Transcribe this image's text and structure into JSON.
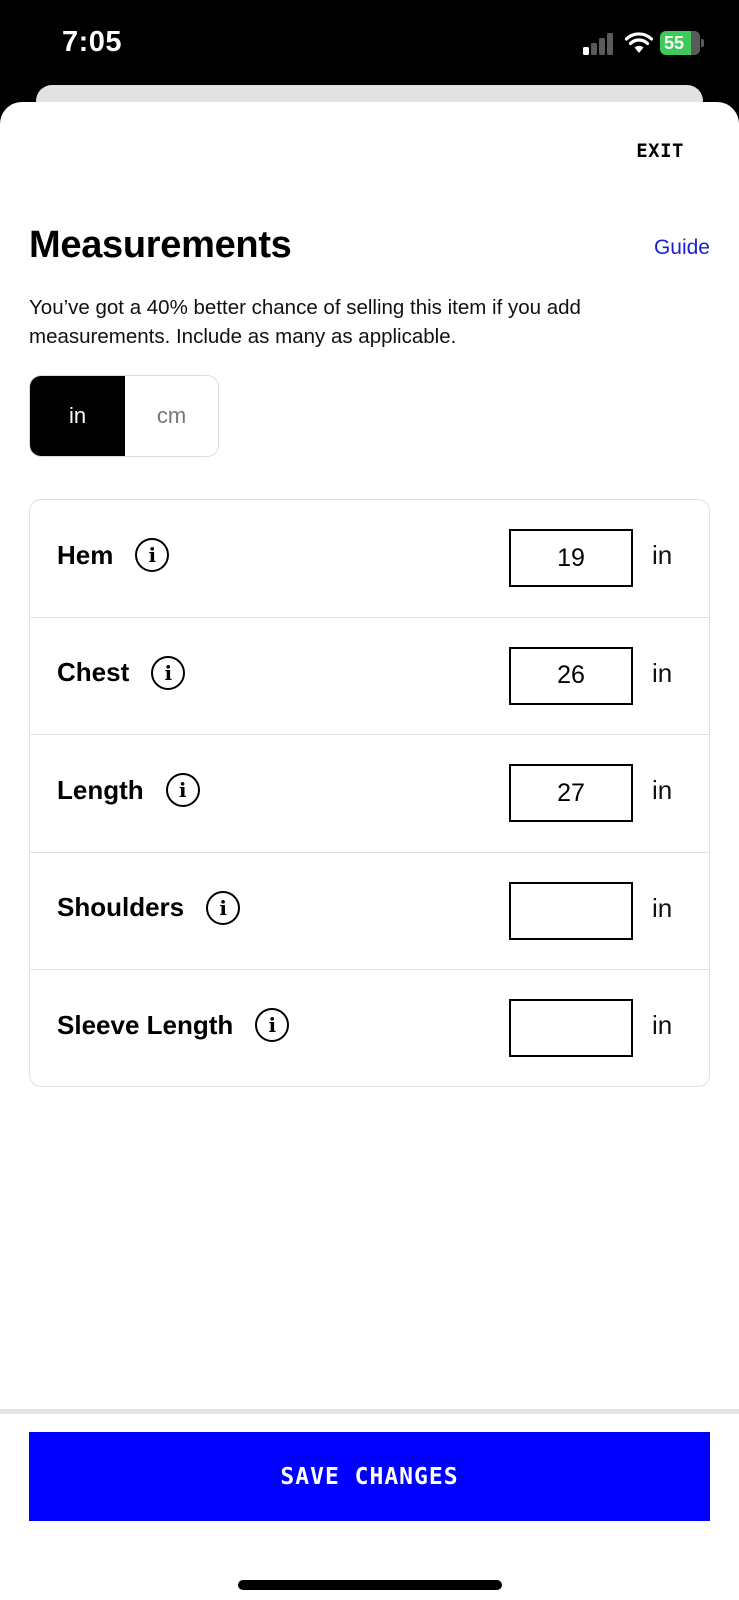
{
  "status_bar": {
    "time": "7:05",
    "battery_level": "55",
    "battery_charging": true,
    "signal_bars_active": 1,
    "icons": [
      "cellular-signal-icon",
      "wifi-icon",
      "battery-charging-icon"
    ]
  },
  "header": {
    "exit_label": "EXIT",
    "title": "Measurements",
    "guide_label": "Guide",
    "intro": "You’ve got a 40% better chance of selling this item if you add measurements. Include as many as applicable."
  },
  "unit_toggle": {
    "selected": "in",
    "options": [
      "in",
      "cm"
    ]
  },
  "measurements": {
    "unit": "in",
    "rows": [
      {
        "label": "Hem",
        "value": "19"
      },
      {
        "label": "Chest",
        "value": "26"
      },
      {
        "label": "Length",
        "value": "27"
      },
      {
        "label": "Shoulders",
        "value": ""
      },
      {
        "label": "Sleeve Length",
        "value": ""
      }
    ]
  },
  "footer": {
    "save_label": "SAVE CHANGES"
  },
  "colors": {
    "accent": "#0000ff",
    "link": "#1a1fd6",
    "battery": "#3ec95a"
  }
}
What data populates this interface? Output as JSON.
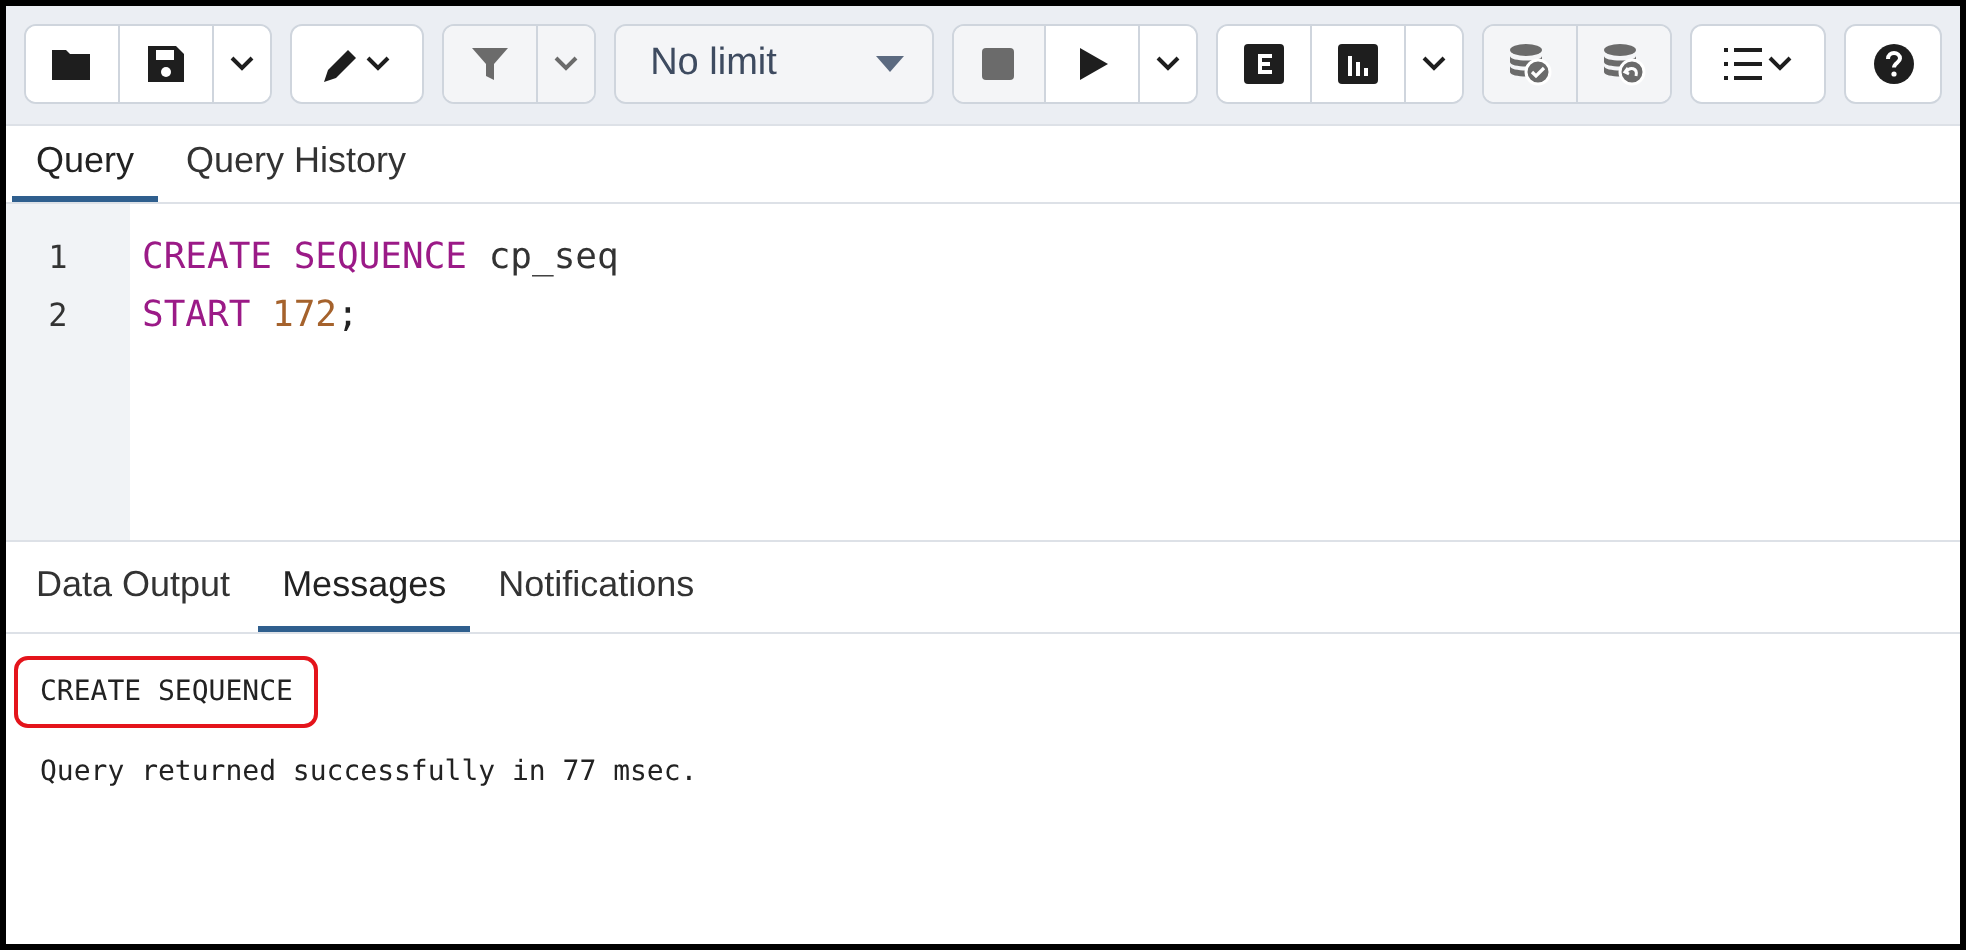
{
  "toolbar": {
    "groups": [
      [
        {
          "kind": "open",
          "disabled": false
        },
        {
          "kind": "save",
          "disabled": false
        },
        {
          "kind": "caret",
          "disabled": false
        }
      ],
      [
        {
          "kind": "edit",
          "disabled": false
        }
      ],
      [
        {
          "kind": "filter",
          "disabled": true
        },
        {
          "kind": "caret",
          "disabled": true
        }
      ],
      [
        {
          "kind": "limit",
          "label": "No limit"
        }
      ],
      [
        {
          "kind": "stop",
          "disabled": true
        },
        {
          "kind": "run",
          "disabled": false
        },
        {
          "kind": "caret",
          "disabled": false
        }
      ],
      [
        {
          "kind": "explain",
          "disabled": false
        },
        {
          "kind": "analyze",
          "disabled": false
        },
        {
          "kind": "caret",
          "disabled": false
        }
      ],
      [
        {
          "kind": "commit",
          "disabled": true
        },
        {
          "kind": "rollback",
          "disabled": true
        }
      ],
      [
        {
          "kind": "macros",
          "disabled": false
        }
      ],
      [
        {
          "kind": "help",
          "disabled": false
        }
      ]
    ]
  },
  "editor_tabs": [
    {
      "label": "Query",
      "selected": true
    },
    {
      "label": "Query History",
      "selected": false
    }
  ],
  "editor": {
    "lines": [
      {
        "number": "1",
        "tokens": [
          {
            "text": "CREATE",
            "kind": "keyword"
          },
          {
            "text": "SEQUENCE",
            "kind": "keyword"
          },
          {
            "text": "cp_seq",
            "kind": "ident"
          }
        ]
      },
      {
        "number": "2",
        "tokens": [
          {
            "text": "START",
            "kind": "keyword"
          },
          {
            "text": "172",
            "kind": "number"
          },
          {
            "text": ";",
            "kind": "punct",
            "attached": true
          }
        ]
      }
    ]
  },
  "output_tabs": [
    {
      "label": "Data Output",
      "selected": false
    },
    {
      "label": "Messages",
      "selected": true
    },
    {
      "label": "Notifications",
      "selected": false
    }
  ],
  "messages": [
    {
      "text": "CREATE SEQUENCE",
      "highlighted": true
    },
    {
      "text": "Query returned successfully in 77 msec.",
      "highlighted": false
    }
  ]
}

● **Goal**
Copy out all of the material exactly as written, without its pictures.

● **Expected answer**
Transcribe this image's text and structure into JSON.
{
  "status_bar": {
    "time": "7:05",
    "battery_level": "55",
    "battery_charging": true,
    "signal_bars_active": 1,
    "icons": [
      "cellular-signal-icon",
      "wifi-icon",
      "battery-charging-icon"
    ]
  },
  "header": {
    "exit_label": "EXIT",
    "title": "Measurements",
    "guide_label": "Guide",
    "intro": "You’ve got a 40% better chance of selling this item if you add measurements. Include as many as applicable."
  },
  "unit_toggle": {
    "selected": "in",
    "options": [
      "in",
      "cm"
    ]
  },
  "measurements": {
    "unit": "in",
    "rows": [
      {
        "label": "Hem",
        "value": "19"
      },
      {
        "label": "Chest",
        "value": "26"
      },
      {
        "label": "Length",
        "value": "27"
      },
      {
        "label": "Shoulders",
        "value": ""
      },
      {
        "label": "Sleeve Length",
        "value": ""
      }
    ]
  },
  "footer": {
    "save_label": "SAVE CHANGES"
  },
  "colors": {
    "accent": "#0000ff",
    "link": "#1a1fd6",
    "battery": "#3ec95a"
  }
}
What data populates this interface? Output as JSON.
{
  "toolbar": {
    "groups": [
      [
        {
          "kind": "open",
          "disabled": false
        },
        {
          "kind": "save",
          "disabled": false
        },
        {
          "kind": "caret",
          "disabled": false
        }
      ],
      [
        {
          "kind": "edit",
          "disabled": false
        }
      ],
      [
        {
          "kind": "filter",
          "disabled": true
        },
        {
          "kind": "caret",
          "disabled": true
        }
      ],
      [
        {
          "kind": "limit",
          "label": "No limit"
        }
      ],
      [
        {
          "kind": "stop",
          "disabled": true
        },
        {
          "kind": "run",
          "disabled": false
        },
        {
          "kind": "caret",
          "disabled": false
        }
      ],
      [
        {
          "kind": "explain",
          "disabled": false
        },
        {
          "kind": "analyze",
          "disabled": false
        },
        {
          "kind": "caret",
          "disabled": false
        }
      ],
      [
        {
          "kind": "commit",
          "disabled": true
        },
        {
          "kind": "rollback",
          "disabled": true
        }
      ],
      [
        {
          "kind": "macros",
          "disabled": false
        }
      ],
      [
        {
          "kind": "help",
          "disabled": false
        }
      ]
    ]
  },
  "editor_tabs": [
    {
      "label": "Query",
      "selected": true
    },
    {
      "label": "Query History",
      "selected": false
    }
  ],
  "editor": {
    "lines": [
      {
        "number": "1",
        "tokens": [
          {
            "text": "CREATE",
            "kind": "keyword"
          },
          {
            "text": "SEQUENCE",
            "kind": "keyword"
          },
          {
            "text": "cp_seq",
            "kind": "ident"
          }
        ]
      },
      {
        "number": "2",
        "tokens": [
          {
            "text": "START",
            "kind": "keyword"
          },
          {
            "text": "172",
            "kind": "number"
          },
          {
            "text": ";",
            "kind": "punct",
            "attached": true
          }
        ]
      }
    ]
  },
  "output_tabs": [
    {
      "label": "Data Output",
      "selected": false
    },
    {
      "label": "Messages",
      "selected": true
    },
    {
      "label": "Notifications",
      "selected": false
    }
  ],
  "messages": [
    {
      "text": "CREATE SEQUENCE",
      "highlighted": true
    },
    {
      "text": "Query returned successfully in 77 msec.",
      "highlighted": false
    }
  ]
}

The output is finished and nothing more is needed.